DIRECTIONS ▸ Copy the records verbatim from their first line up to and including the line with "- sound-tile-label: Triumph: [119, 1057, 405, 1207]".

RECORDS TO PROCESS ▸
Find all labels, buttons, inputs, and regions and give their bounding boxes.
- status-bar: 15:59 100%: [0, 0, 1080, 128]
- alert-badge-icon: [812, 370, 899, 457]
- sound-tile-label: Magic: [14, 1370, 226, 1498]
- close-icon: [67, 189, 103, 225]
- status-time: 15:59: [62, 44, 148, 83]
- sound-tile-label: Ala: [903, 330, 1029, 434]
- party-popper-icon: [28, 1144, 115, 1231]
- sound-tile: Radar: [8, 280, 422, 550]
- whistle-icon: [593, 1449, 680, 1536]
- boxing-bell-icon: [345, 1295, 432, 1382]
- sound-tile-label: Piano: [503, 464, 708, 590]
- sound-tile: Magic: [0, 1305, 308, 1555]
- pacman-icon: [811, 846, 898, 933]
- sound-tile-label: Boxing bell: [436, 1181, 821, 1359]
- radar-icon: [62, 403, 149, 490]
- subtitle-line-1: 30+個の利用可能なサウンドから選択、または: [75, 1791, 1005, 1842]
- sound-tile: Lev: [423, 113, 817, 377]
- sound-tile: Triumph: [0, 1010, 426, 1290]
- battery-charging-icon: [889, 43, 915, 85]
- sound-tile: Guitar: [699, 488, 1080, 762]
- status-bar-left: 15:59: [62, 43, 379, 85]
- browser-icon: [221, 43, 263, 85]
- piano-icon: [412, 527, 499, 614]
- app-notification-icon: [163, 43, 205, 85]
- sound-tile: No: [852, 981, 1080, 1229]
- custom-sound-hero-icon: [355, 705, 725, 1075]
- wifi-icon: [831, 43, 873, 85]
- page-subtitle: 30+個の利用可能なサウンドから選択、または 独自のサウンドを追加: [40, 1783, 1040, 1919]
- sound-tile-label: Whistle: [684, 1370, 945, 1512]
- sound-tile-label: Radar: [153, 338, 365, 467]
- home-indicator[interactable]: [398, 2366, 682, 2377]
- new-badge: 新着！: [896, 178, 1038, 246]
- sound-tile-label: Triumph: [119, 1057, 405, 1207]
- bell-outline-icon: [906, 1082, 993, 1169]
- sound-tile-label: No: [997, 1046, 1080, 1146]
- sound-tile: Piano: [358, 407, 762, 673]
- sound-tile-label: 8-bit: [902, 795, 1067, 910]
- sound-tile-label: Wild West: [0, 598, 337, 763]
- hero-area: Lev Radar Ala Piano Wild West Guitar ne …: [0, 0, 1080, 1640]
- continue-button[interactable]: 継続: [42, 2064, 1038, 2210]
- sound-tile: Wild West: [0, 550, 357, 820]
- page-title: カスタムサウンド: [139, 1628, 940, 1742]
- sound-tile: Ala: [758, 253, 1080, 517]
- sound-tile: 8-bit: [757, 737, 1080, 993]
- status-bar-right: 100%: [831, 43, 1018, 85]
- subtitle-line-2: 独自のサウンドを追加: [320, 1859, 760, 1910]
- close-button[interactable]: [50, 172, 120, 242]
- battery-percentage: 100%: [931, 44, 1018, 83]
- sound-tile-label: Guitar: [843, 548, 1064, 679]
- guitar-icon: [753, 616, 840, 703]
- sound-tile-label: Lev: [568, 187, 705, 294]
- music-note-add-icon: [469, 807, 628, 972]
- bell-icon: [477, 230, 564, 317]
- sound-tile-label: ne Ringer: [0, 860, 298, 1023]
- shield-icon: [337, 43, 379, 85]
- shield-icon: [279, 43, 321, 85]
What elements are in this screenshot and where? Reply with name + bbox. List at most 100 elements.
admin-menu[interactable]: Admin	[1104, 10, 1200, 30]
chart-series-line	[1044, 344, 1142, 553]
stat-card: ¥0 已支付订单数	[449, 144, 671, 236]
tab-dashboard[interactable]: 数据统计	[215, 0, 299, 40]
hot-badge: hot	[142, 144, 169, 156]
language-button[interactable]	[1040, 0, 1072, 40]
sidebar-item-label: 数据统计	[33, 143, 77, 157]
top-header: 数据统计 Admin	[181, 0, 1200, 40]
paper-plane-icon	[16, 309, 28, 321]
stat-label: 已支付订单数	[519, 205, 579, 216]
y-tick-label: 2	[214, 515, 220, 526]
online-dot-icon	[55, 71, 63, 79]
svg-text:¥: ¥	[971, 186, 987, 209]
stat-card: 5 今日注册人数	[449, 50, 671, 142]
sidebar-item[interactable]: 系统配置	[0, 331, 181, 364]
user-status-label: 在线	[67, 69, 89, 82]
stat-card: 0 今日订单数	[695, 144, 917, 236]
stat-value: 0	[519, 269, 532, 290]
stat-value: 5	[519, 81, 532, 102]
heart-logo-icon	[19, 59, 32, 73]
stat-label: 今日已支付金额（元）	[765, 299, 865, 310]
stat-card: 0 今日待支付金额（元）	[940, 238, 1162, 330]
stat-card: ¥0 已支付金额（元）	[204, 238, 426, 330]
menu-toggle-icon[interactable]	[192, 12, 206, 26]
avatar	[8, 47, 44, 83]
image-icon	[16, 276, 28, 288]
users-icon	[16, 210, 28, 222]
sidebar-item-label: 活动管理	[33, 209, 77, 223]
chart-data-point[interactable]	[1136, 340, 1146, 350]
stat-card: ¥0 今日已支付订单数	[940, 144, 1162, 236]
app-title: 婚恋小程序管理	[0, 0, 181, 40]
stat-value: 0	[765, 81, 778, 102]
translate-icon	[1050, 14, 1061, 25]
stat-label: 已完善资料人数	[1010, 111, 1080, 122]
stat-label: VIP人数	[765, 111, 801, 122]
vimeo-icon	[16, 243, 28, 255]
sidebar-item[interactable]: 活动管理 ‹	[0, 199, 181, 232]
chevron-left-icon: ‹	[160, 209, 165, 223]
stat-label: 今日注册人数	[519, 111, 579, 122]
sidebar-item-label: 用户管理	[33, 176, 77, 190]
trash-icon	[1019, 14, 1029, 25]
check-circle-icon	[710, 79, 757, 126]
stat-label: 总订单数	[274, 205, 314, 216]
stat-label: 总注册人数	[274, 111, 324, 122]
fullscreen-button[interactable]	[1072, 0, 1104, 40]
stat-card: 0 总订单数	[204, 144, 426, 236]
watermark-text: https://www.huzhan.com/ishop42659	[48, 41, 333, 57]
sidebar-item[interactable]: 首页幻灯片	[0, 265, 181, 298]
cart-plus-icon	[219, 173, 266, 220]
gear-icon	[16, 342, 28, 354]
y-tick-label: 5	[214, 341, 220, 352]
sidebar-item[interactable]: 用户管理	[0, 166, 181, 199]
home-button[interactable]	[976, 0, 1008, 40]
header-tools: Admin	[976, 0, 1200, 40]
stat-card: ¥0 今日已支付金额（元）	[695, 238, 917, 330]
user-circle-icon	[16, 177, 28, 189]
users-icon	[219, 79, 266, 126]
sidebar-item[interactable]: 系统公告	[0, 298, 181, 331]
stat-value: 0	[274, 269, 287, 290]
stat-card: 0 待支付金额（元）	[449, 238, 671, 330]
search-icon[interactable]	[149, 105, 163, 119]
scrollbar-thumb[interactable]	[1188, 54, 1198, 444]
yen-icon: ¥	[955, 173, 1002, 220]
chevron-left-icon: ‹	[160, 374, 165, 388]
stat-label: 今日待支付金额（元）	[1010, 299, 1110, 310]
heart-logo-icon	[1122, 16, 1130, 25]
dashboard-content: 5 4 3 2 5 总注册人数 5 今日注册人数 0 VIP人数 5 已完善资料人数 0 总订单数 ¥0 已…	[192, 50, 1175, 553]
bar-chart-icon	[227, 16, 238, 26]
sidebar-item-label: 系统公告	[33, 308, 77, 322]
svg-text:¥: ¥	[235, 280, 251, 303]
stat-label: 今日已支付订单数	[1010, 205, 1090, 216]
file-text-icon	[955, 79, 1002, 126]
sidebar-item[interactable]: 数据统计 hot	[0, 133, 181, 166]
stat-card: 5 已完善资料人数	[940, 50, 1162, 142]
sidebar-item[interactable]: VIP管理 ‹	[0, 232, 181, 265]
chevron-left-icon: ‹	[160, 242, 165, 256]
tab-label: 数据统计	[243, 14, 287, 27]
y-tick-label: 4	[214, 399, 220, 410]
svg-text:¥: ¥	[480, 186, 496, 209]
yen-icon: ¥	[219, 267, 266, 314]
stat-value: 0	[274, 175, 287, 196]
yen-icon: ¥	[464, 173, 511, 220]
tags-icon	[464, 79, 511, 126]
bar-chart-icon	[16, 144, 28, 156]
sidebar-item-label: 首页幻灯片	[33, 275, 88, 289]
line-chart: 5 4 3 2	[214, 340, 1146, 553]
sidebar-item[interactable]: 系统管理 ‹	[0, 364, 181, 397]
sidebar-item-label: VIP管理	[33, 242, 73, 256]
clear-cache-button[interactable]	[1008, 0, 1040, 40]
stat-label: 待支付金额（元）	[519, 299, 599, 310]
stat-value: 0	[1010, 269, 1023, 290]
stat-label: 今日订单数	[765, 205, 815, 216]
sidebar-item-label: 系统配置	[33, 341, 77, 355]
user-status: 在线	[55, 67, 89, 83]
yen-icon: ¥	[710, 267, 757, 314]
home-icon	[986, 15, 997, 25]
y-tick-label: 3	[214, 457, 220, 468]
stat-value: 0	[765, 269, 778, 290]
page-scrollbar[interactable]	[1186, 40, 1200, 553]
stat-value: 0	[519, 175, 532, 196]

TASK ANSWER ▸
Find all labels, buttons, inputs, and regions and give their bounding boxes.
- status-bar: 15:59 100%: [0, 0, 1080, 128]
- alert-badge-icon: [812, 370, 899, 457]
- sound-tile-label: Magic: [14, 1370, 226, 1498]
- close-icon: [67, 189, 103, 225]
- status-time: 15:59: [62, 44, 148, 83]
- sound-tile-label: Ala: [903, 330, 1029, 434]
- party-popper-icon: [28, 1144, 115, 1231]
- sound-tile: Radar: [8, 280, 422, 550]
- whistle-icon: [593, 1449, 680, 1536]
- boxing-bell-icon: [345, 1295, 432, 1382]
- sound-tile-label: Piano: [503, 464, 708, 590]
- sound-tile: Magic: [0, 1305, 308, 1555]
- pacman-icon: [811, 846, 898, 933]
- sound-tile-label: Boxing bell: [436, 1181, 821, 1359]
- radar-icon: [62, 403, 149, 490]
- subtitle-line-1: 30+個の利用可能なサウンドから選択、または: [75, 1791, 1005, 1842]
- sound-tile: Lev: [423, 113, 817, 377]
- sound-tile: Triumph: [0, 1010, 426, 1290]
- battery-charging-icon: [889, 43, 915, 85]
- sound-tile: Guitar: [699, 488, 1080, 762]
- status-bar-left: 15:59: [62, 43, 379, 85]
- browser-icon: [221, 43, 263, 85]
- piano-icon: [412, 527, 499, 614]
- app-notification-icon: [163, 43, 205, 85]
- sound-tile: No: [852, 981, 1080, 1229]
- custom-sound-hero-icon: [355, 705, 725, 1075]
- wifi-icon: [831, 43, 873, 85]
- page-subtitle: 30+個の利用可能なサウンドから選択、または 独自のサウンドを追加: [40, 1783, 1040, 1919]
- sound-tile-label: Whistle: [684, 1370, 945, 1512]
- sound-tile-label: Radar: [153, 338, 365, 467]
- home-indicator[interactable]: [398, 2366, 682, 2377]
- new-badge: 新着！: [896, 178, 1038, 246]
- sound-tile-label: Triumph: [119, 1057, 405, 1207]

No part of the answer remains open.